§ Instruction:
Gather each line in the entries that includes the string "icon".

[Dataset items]
____________

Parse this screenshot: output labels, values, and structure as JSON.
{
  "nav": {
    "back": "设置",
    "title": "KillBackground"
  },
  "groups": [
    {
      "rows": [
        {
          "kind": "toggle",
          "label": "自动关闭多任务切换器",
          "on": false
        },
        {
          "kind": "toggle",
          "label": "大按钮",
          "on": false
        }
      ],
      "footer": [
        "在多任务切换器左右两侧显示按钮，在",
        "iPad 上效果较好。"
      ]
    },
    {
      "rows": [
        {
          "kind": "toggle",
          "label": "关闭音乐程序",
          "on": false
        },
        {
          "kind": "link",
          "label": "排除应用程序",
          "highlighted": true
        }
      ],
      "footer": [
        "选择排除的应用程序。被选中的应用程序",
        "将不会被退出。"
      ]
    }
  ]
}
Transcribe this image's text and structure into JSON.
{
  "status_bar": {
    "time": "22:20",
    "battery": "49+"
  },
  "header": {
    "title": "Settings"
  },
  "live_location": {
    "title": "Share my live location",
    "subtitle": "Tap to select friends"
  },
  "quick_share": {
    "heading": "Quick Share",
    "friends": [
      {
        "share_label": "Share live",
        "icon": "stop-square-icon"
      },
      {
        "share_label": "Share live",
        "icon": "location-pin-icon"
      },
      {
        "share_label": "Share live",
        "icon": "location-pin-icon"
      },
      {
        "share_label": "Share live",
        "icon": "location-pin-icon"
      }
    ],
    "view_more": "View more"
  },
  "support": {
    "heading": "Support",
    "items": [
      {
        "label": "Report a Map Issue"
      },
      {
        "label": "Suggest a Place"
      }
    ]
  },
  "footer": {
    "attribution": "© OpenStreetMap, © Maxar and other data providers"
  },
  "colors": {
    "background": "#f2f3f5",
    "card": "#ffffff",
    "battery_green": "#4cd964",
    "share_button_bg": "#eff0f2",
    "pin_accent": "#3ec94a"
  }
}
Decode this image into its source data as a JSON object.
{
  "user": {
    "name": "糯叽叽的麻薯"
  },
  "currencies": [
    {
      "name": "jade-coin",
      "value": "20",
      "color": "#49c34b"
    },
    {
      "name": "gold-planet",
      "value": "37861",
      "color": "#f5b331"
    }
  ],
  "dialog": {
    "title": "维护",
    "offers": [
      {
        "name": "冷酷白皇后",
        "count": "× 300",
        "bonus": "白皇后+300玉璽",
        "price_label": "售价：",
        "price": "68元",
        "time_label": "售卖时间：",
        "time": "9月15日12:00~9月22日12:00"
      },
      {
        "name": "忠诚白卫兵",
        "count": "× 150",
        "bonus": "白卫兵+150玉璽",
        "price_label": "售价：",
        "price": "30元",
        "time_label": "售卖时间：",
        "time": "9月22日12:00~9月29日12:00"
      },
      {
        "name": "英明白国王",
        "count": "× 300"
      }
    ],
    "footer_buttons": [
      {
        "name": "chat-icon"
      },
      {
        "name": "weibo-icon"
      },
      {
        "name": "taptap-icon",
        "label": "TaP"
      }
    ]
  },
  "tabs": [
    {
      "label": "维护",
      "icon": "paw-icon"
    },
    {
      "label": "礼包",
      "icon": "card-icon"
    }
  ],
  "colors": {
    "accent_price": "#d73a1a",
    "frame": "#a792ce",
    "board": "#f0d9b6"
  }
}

____________

§ Answer to this exercise:
        "icon": "stop-square-icon"
        "icon": "location-pin-icon"
        "icon": "location-pin-icon"
        "icon": "location-pin-icon"
        "name": "chat-icon"
        "name": "weibo-icon"
        "name": "taptap-icon",
      "icon": "paw-icon"
      "icon": "card-icon"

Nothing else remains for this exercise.